◆ **TASK INSTRUCTIONS**: Your answer should be one number: how many lines of the data include the string "AVANT"?

◆ **INFORMATION GIVEN**:

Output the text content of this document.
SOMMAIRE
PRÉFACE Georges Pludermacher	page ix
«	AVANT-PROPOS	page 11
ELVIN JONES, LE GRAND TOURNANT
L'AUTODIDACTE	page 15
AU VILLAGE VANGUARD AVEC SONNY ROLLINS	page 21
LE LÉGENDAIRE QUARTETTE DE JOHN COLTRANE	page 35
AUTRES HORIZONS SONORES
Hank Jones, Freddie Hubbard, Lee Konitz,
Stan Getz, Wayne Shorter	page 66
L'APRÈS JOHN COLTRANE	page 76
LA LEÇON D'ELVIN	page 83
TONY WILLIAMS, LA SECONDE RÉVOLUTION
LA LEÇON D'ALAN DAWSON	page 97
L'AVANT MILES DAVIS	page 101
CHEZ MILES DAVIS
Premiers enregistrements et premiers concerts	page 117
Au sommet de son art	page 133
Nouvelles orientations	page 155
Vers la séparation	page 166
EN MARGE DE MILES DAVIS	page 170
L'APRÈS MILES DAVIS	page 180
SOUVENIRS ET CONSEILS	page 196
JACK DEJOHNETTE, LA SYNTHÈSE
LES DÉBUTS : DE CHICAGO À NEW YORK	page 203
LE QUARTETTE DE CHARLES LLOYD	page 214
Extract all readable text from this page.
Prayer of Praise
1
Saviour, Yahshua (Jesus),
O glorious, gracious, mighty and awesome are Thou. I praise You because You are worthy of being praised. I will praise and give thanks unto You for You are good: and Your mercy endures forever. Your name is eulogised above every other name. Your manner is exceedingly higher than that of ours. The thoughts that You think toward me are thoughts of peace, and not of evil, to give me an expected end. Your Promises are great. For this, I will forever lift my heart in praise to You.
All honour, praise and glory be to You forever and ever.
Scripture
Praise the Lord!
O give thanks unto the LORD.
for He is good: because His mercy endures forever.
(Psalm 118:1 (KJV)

◆ **WRITTEN RESPONSE**: 2